* **What the exercise asks**
Pictures do not belong in the copy. Return all of the entries exactly.

* **Extracted material**
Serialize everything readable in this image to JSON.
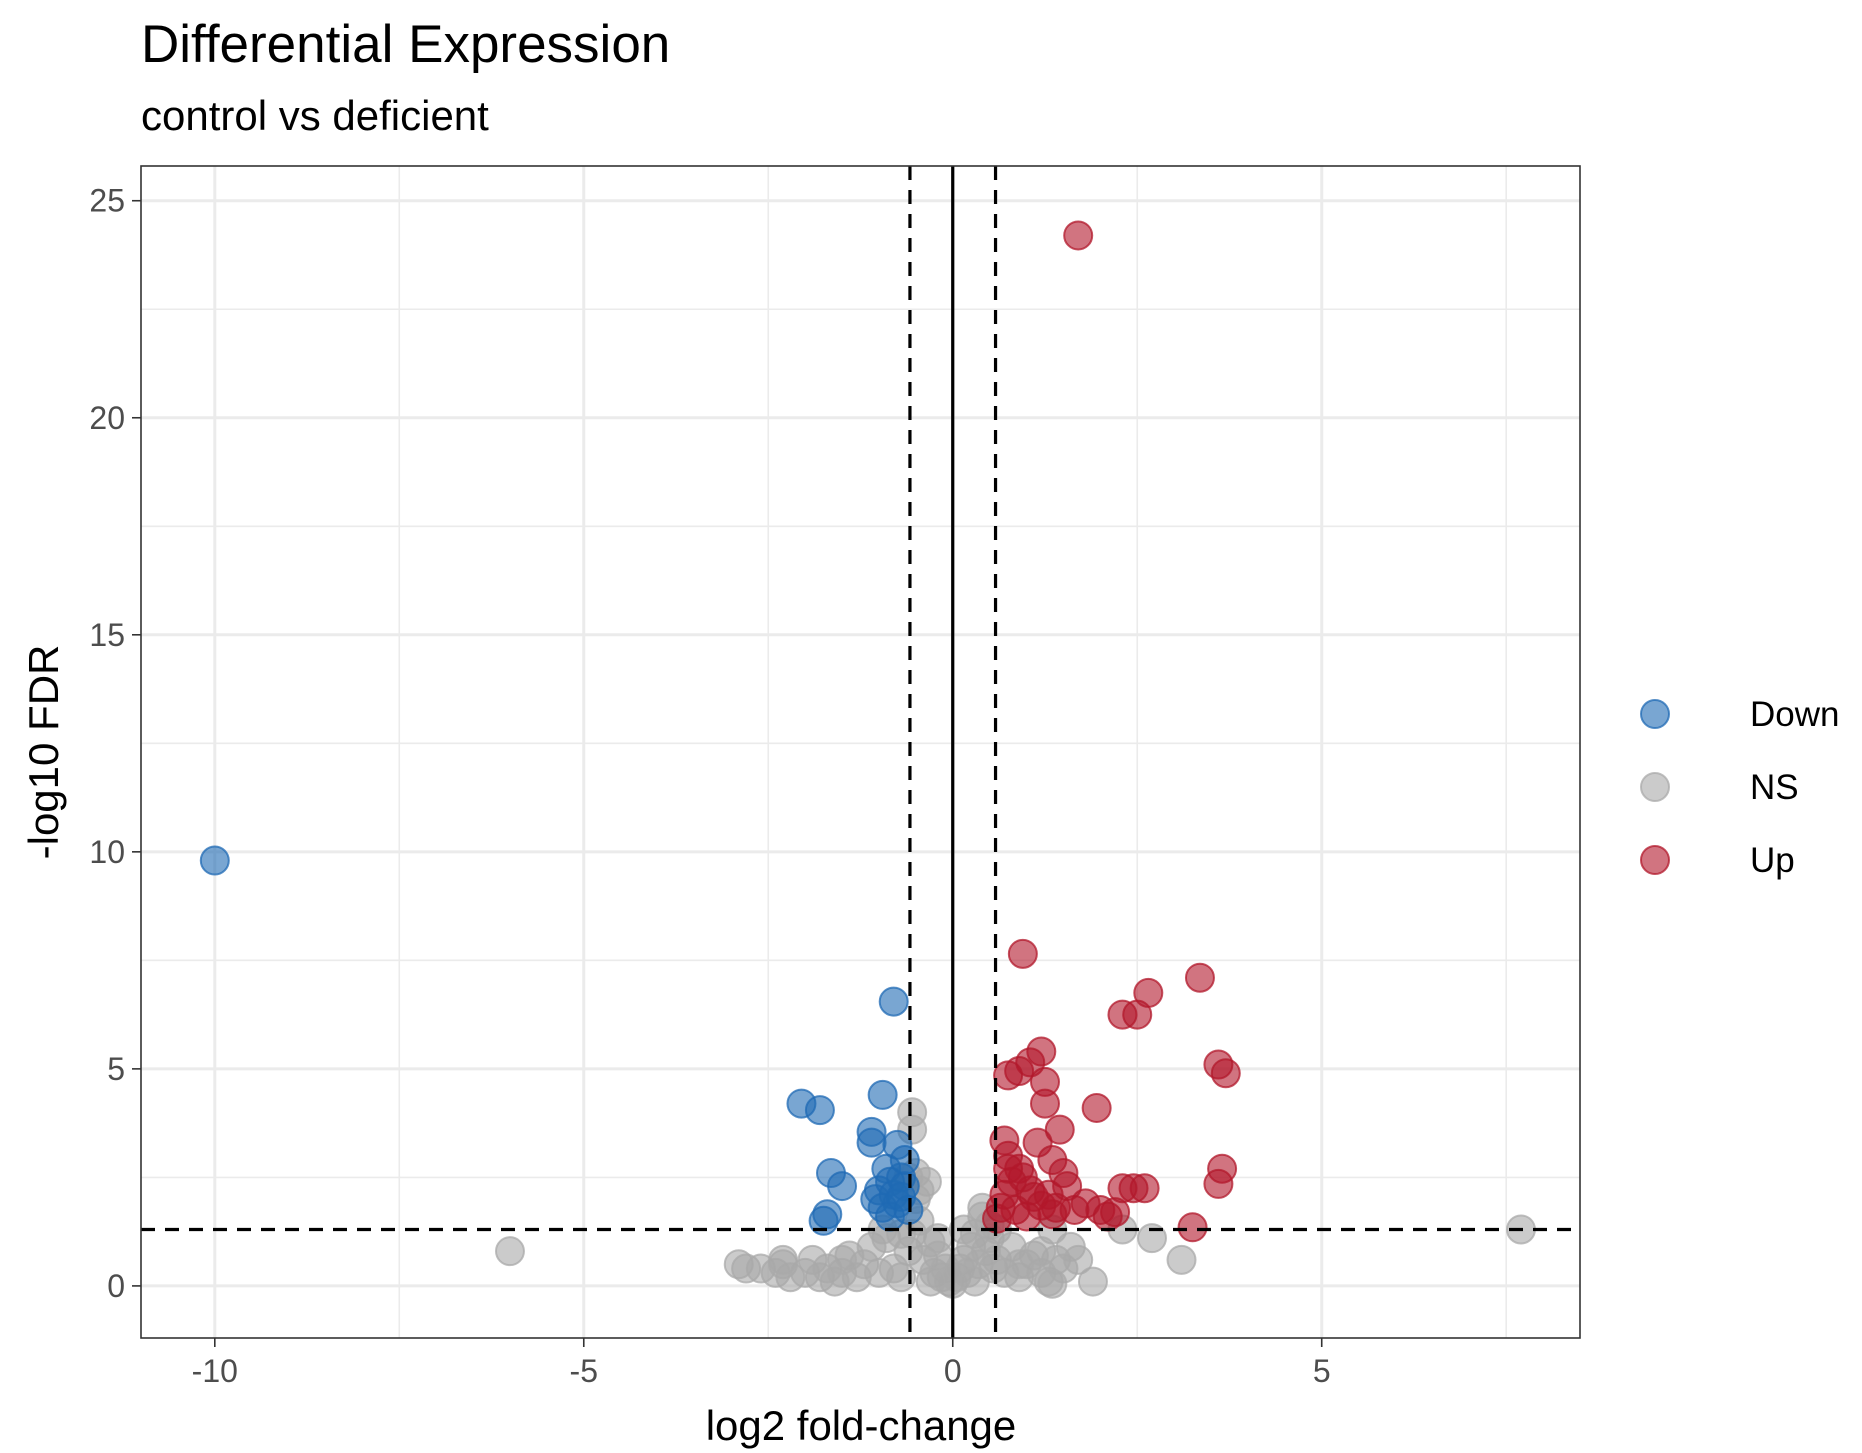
{
  "chart_data": {
    "type": "scatter",
    "title": "Differential Expression",
    "subtitle": "control vs deficient",
    "xlabel": "log2 fold-change",
    "ylabel": "-log10 FDR",
    "xlim": [
      -11,
      8.5
    ],
    "ylim": [
      -1.2,
      25.8
    ],
    "x_ticks": [
      -10,
      -5,
      0,
      5
    ],
    "x_tick_labels": [
      "-10",
      "-5",
      "0",
      "5"
    ],
    "y_ticks": [
      0,
      5,
      10,
      15,
      20,
      25
    ],
    "y_tick_labels": [
      "0",
      "5",
      "10",
      "15",
      "20",
      "25"
    ],
    "grid": true,
    "legend_position": "right",
    "thresholds": {
      "x": [
        -0.58,
        0.58
      ],
      "y": 1.3,
      "zero_line": 0
    },
    "series": [
      {
        "name": "NS",
        "color": "#A9A9A9",
        "points": [
          [
            -6.0,
            0.8
          ],
          [
            -2.9,
            0.5
          ],
          [
            -2.8,
            0.4
          ],
          [
            -2.6,
            0.4
          ],
          [
            -2.4,
            0.3
          ],
          [
            -2.3,
            0.5
          ],
          [
            -2.2,
            0.2
          ],
          [
            -2.0,
            0.3
          ],
          [
            -1.9,
            0.6
          ],
          [
            -1.8,
            0.2
          ],
          [
            -1.7,
            0.4
          ],
          [
            -1.6,
            0.1
          ],
          [
            -1.5,
            0.3
          ],
          [
            -1.4,
            0.7
          ],
          [
            -1.3,
            0.2
          ],
          [
            -1.2,
            0.5
          ],
          [
            -1.1,
            0.9
          ],
          [
            -1.0,
            0.3
          ],
          [
            -0.9,
            1.1
          ],
          [
            -0.8,
            0.4
          ],
          [
            -0.7,
            0.2
          ],
          [
            -0.6,
            0.8
          ],
          [
            -0.55,
            1.2
          ],
          [
            -0.5,
            2.0
          ],
          [
            -0.45,
            1.5
          ],
          [
            -0.4,
            0.6
          ],
          [
            -0.35,
            2.4
          ],
          [
            -0.3,
            1.0
          ],
          [
            -0.25,
            0.3
          ],
          [
            -0.2,
            0.7
          ],
          [
            -0.15,
            0.2
          ],
          [
            -0.1,
            0.4
          ],
          [
            -0.05,
            0.1
          ],
          [
            0.0,
            0.05
          ],
          [
            0.05,
            0.2
          ],
          [
            0.1,
            0.4
          ],
          [
            0.15,
            0.6
          ],
          [
            0.2,
            0.3
          ],
          [
            0.25,
            0.9
          ],
          [
            0.3,
            1.2
          ],
          [
            0.35,
            0.5
          ],
          [
            0.4,
            1.6
          ],
          [
            0.45,
            0.8
          ],
          [
            0.5,
            1.1
          ],
          [
            0.55,
            0.4
          ],
          [
            0.6,
            0.6
          ],
          [
            0.7,
            0.3
          ],
          [
            0.8,
            0.9
          ],
          [
            0.9,
            0.2
          ],
          [
            1.0,
            0.5
          ],
          [
            1.1,
            0.7
          ],
          [
            1.2,
            0.3
          ],
          [
            1.3,
            0.1
          ],
          [
            1.4,
            0.6
          ],
          [
            1.5,
            0.4
          ],
          [
            1.6,
            0.9
          ],
          [
            1.7,
            0.6
          ],
          [
            1.9,
            0.1
          ],
          [
            2.3,
            1.3
          ],
          [
            2.7,
            1.1
          ],
          [
            3.1,
            0.6
          ],
          [
            7.7,
            1.3
          ],
          [
            -0.55,
            3.6
          ],
          [
            -0.55,
            4.0
          ],
          [
            -0.5,
            2.6
          ],
          [
            -0.45,
            2.2
          ],
          [
            -0.6,
            2.5
          ],
          [
            0.4,
            1.8
          ],
          [
            0.5,
            1.4
          ],
          [
            -2.3,
            0.6
          ],
          [
            -1.5,
            0.6
          ],
          [
            -0.95,
            1.3
          ],
          [
            1.35,
            1.3
          ],
          [
            1.2,
            0.8
          ],
          [
            0.9,
            0.5
          ],
          [
            -0.3,
            0.1
          ],
          [
            0.3,
            0.1
          ],
          [
            -0.2,
            1.1
          ],
          [
            0.15,
            1.3
          ],
          [
            0.6,
            1.3
          ],
          [
            -0.7,
            1.2
          ],
          [
            1.35,
            0.05
          ]
        ]
      },
      {
        "name": "Down",
        "color": "#1F6AB4",
        "points": [
          [
            -10.0,
            9.8
          ],
          [
            -0.8,
            6.55
          ],
          [
            -2.05,
            4.2
          ],
          [
            -1.8,
            4.05
          ],
          [
            -0.95,
            4.4
          ],
          [
            -1.1,
            3.55
          ],
          [
            -1.1,
            3.3
          ],
          [
            -0.75,
            3.25
          ],
          [
            -1.65,
            2.6
          ],
          [
            -1.5,
            2.3
          ],
          [
            -1.05,
            2.0
          ],
          [
            -1.0,
            2.2
          ],
          [
            -0.9,
            2.7
          ],
          [
            -0.85,
            2.4
          ],
          [
            -0.8,
            2.1
          ],
          [
            -0.75,
            1.9
          ],
          [
            -0.7,
            2.5
          ],
          [
            -0.65,
            2.3
          ],
          [
            -0.95,
            1.8
          ],
          [
            -0.85,
            1.6
          ],
          [
            -1.7,
            1.65
          ],
          [
            -1.75,
            1.5
          ],
          [
            -0.65,
            2.9
          ],
          [
            -0.7,
            2.05
          ],
          [
            -0.6,
            1.75
          ]
        ]
      },
      {
        "name": "Up",
        "color": "#B2182B",
        "points": [
          [
            1.7,
            24.2
          ],
          [
            0.95,
            7.65
          ],
          [
            3.35,
            7.1
          ],
          [
            2.65,
            6.75
          ],
          [
            2.3,
            6.25
          ],
          [
            2.5,
            6.25
          ],
          [
            3.6,
            5.1
          ],
          [
            3.7,
            4.9
          ],
          [
            1.2,
            5.4
          ],
          [
            1.05,
            5.15
          ],
          [
            0.9,
            4.95
          ],
          [
            0.75,
            4.85
          ],
          [
            1.25,
            4.7
          ],
          [
            1.25,
            4.2
          ],
          [
            1.95,
            4.1
          ],
          [
            1.45,
            3.6
          ],
          [
            0.7,
            3.35
          ],
          [
            1.15,
            3.3
          ],
          [
            0.75,
            3.0
          ],
          [
            1.35,
            2.9
          ],
          [
            0.9,
            2.7
          ],
          [
            1.5,
            2.6
          ],
          [
            3.65,
            2.7
          ],
          [
            3.6,
            2.35
          ],
          [
            2.6,
            2.25
          ],
          [
            2.45,
            2.25
          ],
          [
            2.3,
            2.25
          ],
          [
            1.55,
            2.3
          ],
          [
            1.05,
            2.2
          ],
          [
            0.7,
            2.1
          ],
          [
            0.8,
            2.4
          ],
          [
            0.95,
            2.5
          ],
          [
            1.1,
            2.05
          ],
          [
            1.2,
            1.85
          ],
          [
            1.3,
            2.1
          ],
          [
            1.4,
            1.8
          ],
          [
            1.65,
            1.75
          ],
          [
            2.0,
            1.75
          ],
          [
            2.1,
            1.6
          ],
          [
            2.2,
            1.7
          ],
          [
            0.65,
            1.8
          ],
          [
            0.85,
            1.75
          ],
          [
            1.0,
            1.6
          ],
          [
            3.25,
            1.35
          ],
          [
            1.8,
            1.9
          ],
          [
            1.35,
            1.65
          ],
          [
            0.75,
            2.7
          ],
          [
            0.6,
            1.55
          ]
        ]
      }
    ],
    "legend": [
      {
        "label": "Down",
        "color": "#1F6AB4"
      },
      {
        "label": "NS",
        "color": "#A9A9A9"
      },
      {
        "label": "Up",
        "color": "#B2182B"
      }
    ]
  }
}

* **Answer to the exercise**
Serialize everything readable in this image to JSON.
{
  "chart_data": {
    "type": "scatter",
    "title": "Differential Expression",
    "subtitle": "control vs deficient",
    "xlabel": "log2 fold-change",
    "ylabel": "-log10 FDR",
    "xlim": [
      -11,
      8.5
    ],
    "ylim": [
      -1.2,
      25.8
    ],
    "x_ticks": [
      -10,
      -5,
      0,
      5
    ],
    "x_tick_labels": [
      "-10",
      "-5",
      "0",
      "5"
    ],
    "y_ticks": [
      0,
      5,
      10,
      15,
      20,
      25
    ],
    "y_tick_labels": [
      "0",
      "5",
      "10",
      "15",
      "20",
      "25"
    ],
    "grid": true,
    "legend_position": "right",
    "thresholds": {
      "x": [
        -0.58,
        0.58
      ],
      "y": 1.3,
      "zero_line": 0
    },
    "series": [
      {
        "name": "NS",
        "color": "#A9A9A9",
        "points": [
          [
            -6.0,
            0.8
          ],
          [
            -2.9,
            0.5
          ],
          [
            -2.8,
            0.4
          ],
          [
            -2.6,
            0.4
          ],
          [
            -2.4,
            0.3
          ],
          [
            -2.3,
            0.5
          ],
          [
            -2.2,
            0.2
          ],
          [
            -2.0,
            0.3
          ],
          [
            -1.9,
            0.6
          ],
          [
            -1.8,
            0.2
          ],
          [
            -1.7,
            0.4
          ],
          [
            -1.6,
            0.1
          ],
          [
            -1.5,
            0.3
          ],
          [
            -1.4,
            0.7
          ],
          [
            -1.3,
            0.2
          ],
          [
            -1.2,
            0.5
          ],
          [
            -1.1,
            0.9
          ],
          [
            -1.0,
            0.3
          ],
          [
            -0.9,
            1.1
          ],
          [
            -0.8,
            0.4
          ],
          [
            -0.7,
            0.2
          ],
          [
            -0.6,
            0.8
          ],
          [
            -0.55,
            1.2
          ],
          [
            -0.5,
            2.0
          ],
          [
            -0.45,
            1.5
          ],
          [
            -0.4,
            0.6
          ],
          [
            -0.35,
            2.4
          ],
          [
            -0.3,
            1.0
          ],
          [
            -0.25,
            0.3
          ],
          [
            -0.2,
            0.7
          ],
          [
            -0.15,
            0.2
          ],
          [
            -0.1,
            0.4
          ],
          [
            -0.05,
            0.1
          ],
          [
            0.0,
            0.05
          ],
          [
            0.05,
            0.2
          ],
          [
            0.1,
            0.4
          ],
          [
            0.15,
            0.6
          ],
          [
            0.2,
            0.3
          ],
          [
            0.25,
            0.9
          ],
          [
            0.3,
            1.2
          ],
          [
            0.35,
            0.5
          ],
          [
            0.4,
            1.6
          ],
          [
            0.45,
            0.8
          ],
          [
            0.5,
            1.1
          ],
          [
            0.55,
            0.4
          ],
          [
            0.6,
            0.6
          ],
          [
            0.7,
            0.3
          ],
          [
            0.8,
            0.9
          ],
          [
            0.9,
            0.2
          ],
          [
            1.0,
            0.5
          ],
          [
            1.1,
            0.7
          ],
          [
            1.2,
            0.3
          ],
          [
            1.3,
            0.1
          ],
          [
            1.4,
            0.6
          ],
          [
            1.5,
            0.4
          ],
          [
            1.6,
            0.9
          ],
          [
            1.7,
            0.6
          ],
          [
            1.9,
            0.1
          ],
          [
            2.3,
            1.3
          ],
          [
            2.7,
            1.1
          ],
          [
            3.1,
            0.6
          ],
          [
            7.7,
            1.3
          ],
          [
            -0.55,
            3.6
          ],
          [
            -0.55,
            4.0
          ],
          [
            -0.5,
            2.6
          ],
          [
            -0.45,
            2.2
          ],
          [
            -0.6,
            2.5
          ],
          [
            0.4,
            1.8
          ],
          [
            0.5,
            1.4
          ],
          [
            -2.3,
            0.6
          ],
          [
            -1.5,
            0.6
          ],
          [
            -0.95,
            1.3
          ],
          [
            1.35,
            1.3
          ],
          [
            1.2,
            0.8
          ],
          [
            0.9,
            0.5
          ],
          [
            -0.3,
            0.1
          ],
          [
            0.3,
            0.1
          ],
          [
            -0.2,
            1.1
          ],
          [
            0.15,
            1.3
          ],
          [
            0.6,
            1.3
          ],
          [
            -0.7,
            1.2
          ],
          [
            1.35,
            0.05
          ]
        ]
      },
      {
        "name": "Down",
        "color": "#1F6AB4",
        "points": [
          [
            -10.0,
            9.8
          ],
          [
            -0.8,
            6.55
          ],
          [
            -2.05,
            4.2
          ],
          [
            -1.8,
            4.05
          ],
          [
            -0.95,
            4.4
          ],
          [
            -1.1,
            3.55
          ],
          [
            -1.1,
            3.3
          ],
          [
            -0.75,
            3.25
          ],
          [
            -1.65,
            2.6
          ],
          [
            -1.5,
            2.3
          ],
          [
            -1.05,
            2.0
          ],
          [
            -1.0,
            2.2
          ],
          [
            -0.9,
            2.7
          ],
          [
            -0.85,
            2.4
          ],
          [
            -0.8,
            2.1
          ],
          [
            -0.75,
            1.9
          ],
          [
            -0.7,
            2.5
          ],
          [
            -0.65,
            2.3
          ],
          [
            -0.95,
            1.8
          ],
          [
            -0.85,
            1.6
          ],
          [
            -1.7,
            1.65
          ],
          [
            -1.75,
            1.5
          ],
          [
            -0.65,
            2.9
          ],
          [
            -0.7,
            2.05
          ],
          [
            -0.6,
            1.75
          ]
        ]
      },
      {
        "name": "Up",
        "color": "#B2182B",
        "points": [
          [
            1.7,
            24.2
          ],
          [
            0.95,
            7.65
          ],
          [
            3.35,
            7.1
          ],
          [
            2.65,
            6.75
          ],
          [
            2.3,
            6.25
          ],
          [
            2.5,
            6.25
          ],
          [
            3.6,
            5.1
          ],
          [
            3.7,
            4.9
          ],
          [
            1.2,
            5.4
          ],
          [
            1.05,
            5.15
          ],
          [
            0.9,
            4.95
          ],
          [
            0.75,
            4.85
          ],
          [
            1.25,
            4.7
          ],
          [
            1.25,
            4.2
          ],
          [
            1.95,
            4.1
          ],
          [
            1.45,
            3.6
          ],
          [
            0.7,
            3.35
          ],
          [
            1.15,
            3.3
          ],
          [
            0.75,
            3.0
          ],
          [
            1.35,
            2.9
          ],
          [
            0.9,
            2.7
          ],
          [
            1.5,
            2.6
          ],
          [
            3.65,
            2.7
          ],
          [
            3.6,
            2.35
          ],
          [
            2.6,
            2.25
          ],
          [
            2.45,
            2.25
          ],
          [
            2.3,
            2.25
          ],
          [
            1.55,
            2.3
          ],
          [
            1.05,
            2.2
          ],
          [
            0.7,
            2.1
          ],
          [
            0.8,
            2.4
          ],
          [
            0.95,
            2.5
          ],
          [
            1.1,
            2.05
          ],
          [
            1.2,
            1.85
          ],
          [
            1.3,
            2.1
          ],
          [
            1.4,
            1.8
          ],
          [
            1.65,
            1.75
          ],
          [
            2.0,
            1.75
          ],
          [
            2.1,
            1.6
          ],
          [
            2.2,
            1.7
          ],
          [
            0.65,
            1.8
          ],
          [
            0.85,
            1.75
          ],
          [
            1.0,
            1.6
          ],
          [
            3.25,
            1.35
          ],
          [
            1.8,
            1.9
          ],
          [
            1.35,
            1.65
          ],
          [
            0.75,
            2.7
          ],
          [
            0.6,
            1.55
          ]
        ]
      }
    ],
    "legend": [
      {
        "label": "Down",
        "color": "#1F6AB4"
      },
      {
        "label": "NS",
        "color": "#A9A9A9"
      },
      {
        "label": "Up",
        "color": "#B2182B"
      }
    ]
  }
}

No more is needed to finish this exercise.